| EXERCISE BRIEF |
Extract the lines that carry the string "туристу" from the listing.

+--

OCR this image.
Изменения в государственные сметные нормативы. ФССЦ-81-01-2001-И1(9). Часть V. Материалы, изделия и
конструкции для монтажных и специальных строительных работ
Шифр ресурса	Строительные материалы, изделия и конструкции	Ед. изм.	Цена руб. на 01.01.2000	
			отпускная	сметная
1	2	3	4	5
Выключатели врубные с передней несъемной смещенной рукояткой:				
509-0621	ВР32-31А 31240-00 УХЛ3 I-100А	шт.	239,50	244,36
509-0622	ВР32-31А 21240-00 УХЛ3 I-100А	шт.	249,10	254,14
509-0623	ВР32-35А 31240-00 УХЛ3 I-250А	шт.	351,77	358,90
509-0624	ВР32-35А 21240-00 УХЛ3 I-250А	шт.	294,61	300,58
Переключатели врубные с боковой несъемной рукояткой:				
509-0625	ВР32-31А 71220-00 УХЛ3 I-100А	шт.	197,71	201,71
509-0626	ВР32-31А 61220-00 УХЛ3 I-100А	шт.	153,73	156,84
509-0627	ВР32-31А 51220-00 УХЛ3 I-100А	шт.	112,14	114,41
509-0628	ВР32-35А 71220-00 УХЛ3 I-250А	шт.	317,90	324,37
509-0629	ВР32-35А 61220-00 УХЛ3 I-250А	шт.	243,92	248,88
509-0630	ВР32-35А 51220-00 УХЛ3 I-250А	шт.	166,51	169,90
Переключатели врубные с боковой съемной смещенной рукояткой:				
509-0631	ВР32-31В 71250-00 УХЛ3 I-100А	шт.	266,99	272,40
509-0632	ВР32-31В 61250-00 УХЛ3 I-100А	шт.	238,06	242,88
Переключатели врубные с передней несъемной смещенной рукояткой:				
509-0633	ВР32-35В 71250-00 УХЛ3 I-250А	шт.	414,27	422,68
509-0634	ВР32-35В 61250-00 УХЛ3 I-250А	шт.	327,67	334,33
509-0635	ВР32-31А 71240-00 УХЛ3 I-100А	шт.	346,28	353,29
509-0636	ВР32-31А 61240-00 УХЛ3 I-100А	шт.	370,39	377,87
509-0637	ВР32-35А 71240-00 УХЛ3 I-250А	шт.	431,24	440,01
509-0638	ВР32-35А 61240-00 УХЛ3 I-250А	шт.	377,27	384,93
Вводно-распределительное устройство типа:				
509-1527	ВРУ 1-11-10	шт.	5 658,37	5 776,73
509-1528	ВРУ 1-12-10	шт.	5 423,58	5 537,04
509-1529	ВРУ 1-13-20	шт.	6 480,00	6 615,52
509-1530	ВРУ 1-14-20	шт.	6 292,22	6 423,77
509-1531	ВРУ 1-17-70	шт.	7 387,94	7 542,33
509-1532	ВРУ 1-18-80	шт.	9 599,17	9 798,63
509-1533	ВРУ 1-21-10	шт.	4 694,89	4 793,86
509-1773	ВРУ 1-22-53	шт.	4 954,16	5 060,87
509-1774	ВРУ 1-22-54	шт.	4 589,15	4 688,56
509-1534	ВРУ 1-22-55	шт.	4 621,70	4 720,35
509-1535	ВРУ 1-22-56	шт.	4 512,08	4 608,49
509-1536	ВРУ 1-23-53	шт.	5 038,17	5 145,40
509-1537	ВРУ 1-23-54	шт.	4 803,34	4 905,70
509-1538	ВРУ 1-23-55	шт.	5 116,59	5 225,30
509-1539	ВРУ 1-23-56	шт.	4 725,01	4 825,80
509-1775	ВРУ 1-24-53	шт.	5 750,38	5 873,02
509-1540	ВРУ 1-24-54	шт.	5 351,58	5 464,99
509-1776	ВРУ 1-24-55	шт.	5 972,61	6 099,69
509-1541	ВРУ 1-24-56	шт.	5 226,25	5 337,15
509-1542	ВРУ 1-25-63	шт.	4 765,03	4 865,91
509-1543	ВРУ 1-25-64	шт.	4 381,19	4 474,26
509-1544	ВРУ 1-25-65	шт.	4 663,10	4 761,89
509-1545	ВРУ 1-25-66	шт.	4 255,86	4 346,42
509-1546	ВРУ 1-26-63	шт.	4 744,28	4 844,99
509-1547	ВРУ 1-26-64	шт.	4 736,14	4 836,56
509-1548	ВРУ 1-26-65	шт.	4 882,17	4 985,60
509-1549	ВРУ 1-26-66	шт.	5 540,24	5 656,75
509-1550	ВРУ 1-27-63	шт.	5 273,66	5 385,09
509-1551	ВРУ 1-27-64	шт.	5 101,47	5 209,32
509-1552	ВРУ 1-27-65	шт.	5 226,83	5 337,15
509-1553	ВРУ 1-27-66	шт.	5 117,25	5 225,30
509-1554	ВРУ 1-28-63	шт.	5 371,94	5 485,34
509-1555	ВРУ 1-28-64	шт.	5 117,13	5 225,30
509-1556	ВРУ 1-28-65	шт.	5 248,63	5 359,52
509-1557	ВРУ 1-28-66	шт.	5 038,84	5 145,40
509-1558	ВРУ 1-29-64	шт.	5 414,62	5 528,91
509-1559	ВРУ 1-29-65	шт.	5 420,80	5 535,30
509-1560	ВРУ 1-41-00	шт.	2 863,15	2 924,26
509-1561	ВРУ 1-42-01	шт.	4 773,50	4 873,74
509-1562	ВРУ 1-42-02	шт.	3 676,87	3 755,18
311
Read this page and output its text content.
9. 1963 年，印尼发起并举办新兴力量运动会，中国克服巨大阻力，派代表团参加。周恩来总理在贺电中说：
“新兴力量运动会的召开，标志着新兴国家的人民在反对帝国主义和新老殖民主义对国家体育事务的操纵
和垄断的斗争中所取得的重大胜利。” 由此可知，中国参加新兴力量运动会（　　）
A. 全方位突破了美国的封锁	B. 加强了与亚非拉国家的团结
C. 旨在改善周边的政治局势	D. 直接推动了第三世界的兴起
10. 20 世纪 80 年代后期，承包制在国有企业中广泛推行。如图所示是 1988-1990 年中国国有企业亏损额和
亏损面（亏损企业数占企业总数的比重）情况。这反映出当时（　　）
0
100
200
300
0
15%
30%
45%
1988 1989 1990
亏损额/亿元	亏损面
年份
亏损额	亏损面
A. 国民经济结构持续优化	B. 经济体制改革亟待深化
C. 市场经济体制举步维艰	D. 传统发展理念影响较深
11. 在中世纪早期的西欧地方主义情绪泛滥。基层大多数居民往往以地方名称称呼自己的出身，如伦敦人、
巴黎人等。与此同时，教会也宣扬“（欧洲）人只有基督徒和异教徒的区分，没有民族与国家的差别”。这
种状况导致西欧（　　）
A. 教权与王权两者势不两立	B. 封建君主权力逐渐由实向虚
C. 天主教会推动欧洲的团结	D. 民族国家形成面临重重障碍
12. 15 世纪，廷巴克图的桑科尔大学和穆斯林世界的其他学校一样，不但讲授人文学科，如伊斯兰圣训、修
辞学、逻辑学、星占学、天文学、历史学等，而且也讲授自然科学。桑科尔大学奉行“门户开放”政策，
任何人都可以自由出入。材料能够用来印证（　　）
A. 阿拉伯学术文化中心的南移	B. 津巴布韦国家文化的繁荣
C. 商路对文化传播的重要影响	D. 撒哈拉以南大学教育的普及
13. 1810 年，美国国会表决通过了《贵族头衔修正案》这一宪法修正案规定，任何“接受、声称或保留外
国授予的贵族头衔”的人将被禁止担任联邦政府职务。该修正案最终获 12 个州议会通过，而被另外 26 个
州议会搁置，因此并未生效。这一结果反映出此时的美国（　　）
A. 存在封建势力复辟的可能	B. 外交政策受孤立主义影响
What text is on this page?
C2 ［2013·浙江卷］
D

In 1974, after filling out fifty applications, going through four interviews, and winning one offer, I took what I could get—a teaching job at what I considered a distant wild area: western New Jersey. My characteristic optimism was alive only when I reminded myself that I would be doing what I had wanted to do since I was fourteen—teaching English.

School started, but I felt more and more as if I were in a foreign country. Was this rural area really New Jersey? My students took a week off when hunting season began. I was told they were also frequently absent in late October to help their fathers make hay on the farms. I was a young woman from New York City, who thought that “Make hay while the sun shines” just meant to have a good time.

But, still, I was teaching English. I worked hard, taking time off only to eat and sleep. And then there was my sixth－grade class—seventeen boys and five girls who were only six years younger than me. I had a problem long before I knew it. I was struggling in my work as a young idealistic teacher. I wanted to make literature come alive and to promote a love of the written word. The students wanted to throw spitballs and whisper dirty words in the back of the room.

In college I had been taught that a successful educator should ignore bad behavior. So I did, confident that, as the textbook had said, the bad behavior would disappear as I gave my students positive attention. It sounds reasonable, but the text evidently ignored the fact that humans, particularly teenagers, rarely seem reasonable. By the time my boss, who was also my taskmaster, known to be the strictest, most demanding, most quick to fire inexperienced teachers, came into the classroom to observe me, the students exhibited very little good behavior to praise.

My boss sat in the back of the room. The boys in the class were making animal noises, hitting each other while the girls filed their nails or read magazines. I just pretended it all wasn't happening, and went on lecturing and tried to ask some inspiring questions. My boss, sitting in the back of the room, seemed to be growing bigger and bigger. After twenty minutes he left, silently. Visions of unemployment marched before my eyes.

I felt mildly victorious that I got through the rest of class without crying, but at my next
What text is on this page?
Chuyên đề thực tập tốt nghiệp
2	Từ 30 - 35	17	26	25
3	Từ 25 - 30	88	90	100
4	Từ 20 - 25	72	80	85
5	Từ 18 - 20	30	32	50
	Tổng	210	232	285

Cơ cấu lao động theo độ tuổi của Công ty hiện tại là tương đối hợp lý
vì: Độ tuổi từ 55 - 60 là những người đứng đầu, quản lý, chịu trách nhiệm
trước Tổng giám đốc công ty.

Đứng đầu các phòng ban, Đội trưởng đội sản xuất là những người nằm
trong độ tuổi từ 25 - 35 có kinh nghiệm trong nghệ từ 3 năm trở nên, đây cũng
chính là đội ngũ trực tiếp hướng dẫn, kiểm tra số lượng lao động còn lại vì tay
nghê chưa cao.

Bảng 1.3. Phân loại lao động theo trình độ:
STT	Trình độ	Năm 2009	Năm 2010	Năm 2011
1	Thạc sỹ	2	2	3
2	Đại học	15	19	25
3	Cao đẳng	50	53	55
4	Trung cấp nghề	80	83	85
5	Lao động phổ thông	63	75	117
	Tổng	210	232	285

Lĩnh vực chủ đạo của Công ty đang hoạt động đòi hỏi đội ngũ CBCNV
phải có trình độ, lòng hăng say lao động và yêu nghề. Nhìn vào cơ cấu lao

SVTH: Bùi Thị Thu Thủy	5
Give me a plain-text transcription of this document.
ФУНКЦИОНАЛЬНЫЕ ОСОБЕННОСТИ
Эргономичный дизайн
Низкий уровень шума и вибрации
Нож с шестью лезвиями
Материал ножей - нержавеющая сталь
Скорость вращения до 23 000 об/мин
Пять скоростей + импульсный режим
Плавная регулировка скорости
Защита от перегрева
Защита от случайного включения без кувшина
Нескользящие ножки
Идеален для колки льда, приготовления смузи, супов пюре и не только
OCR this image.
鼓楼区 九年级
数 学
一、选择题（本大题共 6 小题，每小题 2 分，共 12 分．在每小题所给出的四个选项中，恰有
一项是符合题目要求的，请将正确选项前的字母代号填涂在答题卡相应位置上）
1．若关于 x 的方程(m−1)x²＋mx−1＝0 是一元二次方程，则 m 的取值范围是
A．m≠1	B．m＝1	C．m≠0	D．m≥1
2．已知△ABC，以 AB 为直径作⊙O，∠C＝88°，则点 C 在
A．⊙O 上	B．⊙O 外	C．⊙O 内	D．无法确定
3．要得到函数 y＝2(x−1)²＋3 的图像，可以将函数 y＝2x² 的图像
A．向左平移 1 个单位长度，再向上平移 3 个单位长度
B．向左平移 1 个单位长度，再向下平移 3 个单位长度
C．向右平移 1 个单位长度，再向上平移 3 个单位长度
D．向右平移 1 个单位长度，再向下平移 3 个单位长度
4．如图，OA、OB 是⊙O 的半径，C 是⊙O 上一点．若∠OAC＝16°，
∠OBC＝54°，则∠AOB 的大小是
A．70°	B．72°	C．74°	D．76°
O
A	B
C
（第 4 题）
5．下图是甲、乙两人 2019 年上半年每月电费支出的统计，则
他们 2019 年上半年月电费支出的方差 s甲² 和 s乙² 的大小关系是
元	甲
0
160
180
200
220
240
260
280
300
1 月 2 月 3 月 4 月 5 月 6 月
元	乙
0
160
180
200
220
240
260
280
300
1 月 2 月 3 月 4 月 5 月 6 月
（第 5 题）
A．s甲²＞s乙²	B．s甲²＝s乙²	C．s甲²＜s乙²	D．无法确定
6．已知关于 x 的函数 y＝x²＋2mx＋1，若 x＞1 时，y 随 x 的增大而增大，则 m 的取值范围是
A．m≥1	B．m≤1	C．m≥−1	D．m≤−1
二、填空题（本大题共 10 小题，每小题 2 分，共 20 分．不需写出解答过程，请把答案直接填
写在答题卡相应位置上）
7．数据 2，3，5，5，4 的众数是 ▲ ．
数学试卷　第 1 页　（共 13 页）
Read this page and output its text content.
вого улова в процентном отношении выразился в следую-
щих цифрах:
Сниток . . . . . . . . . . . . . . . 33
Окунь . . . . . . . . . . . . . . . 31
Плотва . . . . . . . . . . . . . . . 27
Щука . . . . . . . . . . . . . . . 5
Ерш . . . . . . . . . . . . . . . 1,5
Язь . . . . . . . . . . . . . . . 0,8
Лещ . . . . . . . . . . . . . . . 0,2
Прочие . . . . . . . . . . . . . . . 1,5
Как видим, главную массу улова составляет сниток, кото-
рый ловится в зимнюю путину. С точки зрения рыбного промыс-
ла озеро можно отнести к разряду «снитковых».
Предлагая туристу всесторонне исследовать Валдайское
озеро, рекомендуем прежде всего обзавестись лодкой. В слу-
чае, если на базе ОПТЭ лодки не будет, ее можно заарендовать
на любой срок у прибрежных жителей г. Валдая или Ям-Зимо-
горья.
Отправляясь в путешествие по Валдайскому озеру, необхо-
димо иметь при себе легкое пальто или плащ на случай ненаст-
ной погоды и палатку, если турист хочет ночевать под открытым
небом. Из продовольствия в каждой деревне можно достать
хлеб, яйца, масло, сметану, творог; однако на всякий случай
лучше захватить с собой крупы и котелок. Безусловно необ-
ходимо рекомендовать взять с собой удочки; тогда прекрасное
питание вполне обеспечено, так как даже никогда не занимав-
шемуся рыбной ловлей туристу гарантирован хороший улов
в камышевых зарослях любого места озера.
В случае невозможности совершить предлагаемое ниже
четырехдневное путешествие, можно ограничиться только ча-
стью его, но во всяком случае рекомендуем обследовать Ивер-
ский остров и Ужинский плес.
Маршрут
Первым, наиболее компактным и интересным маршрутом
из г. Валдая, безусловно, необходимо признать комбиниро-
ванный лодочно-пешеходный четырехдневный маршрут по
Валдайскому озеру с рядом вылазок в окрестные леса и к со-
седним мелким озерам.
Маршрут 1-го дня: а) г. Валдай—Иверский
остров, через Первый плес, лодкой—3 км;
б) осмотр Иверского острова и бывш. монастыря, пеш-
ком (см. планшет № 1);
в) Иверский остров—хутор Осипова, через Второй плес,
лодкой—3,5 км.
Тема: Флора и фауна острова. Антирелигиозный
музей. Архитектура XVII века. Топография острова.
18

+--

| OUTPUT FOR THIS TASK |
Предлагая туристу всесторонне исследовать Валдайское
шемуся рыбной ловлей туристу гарантирован хороший улов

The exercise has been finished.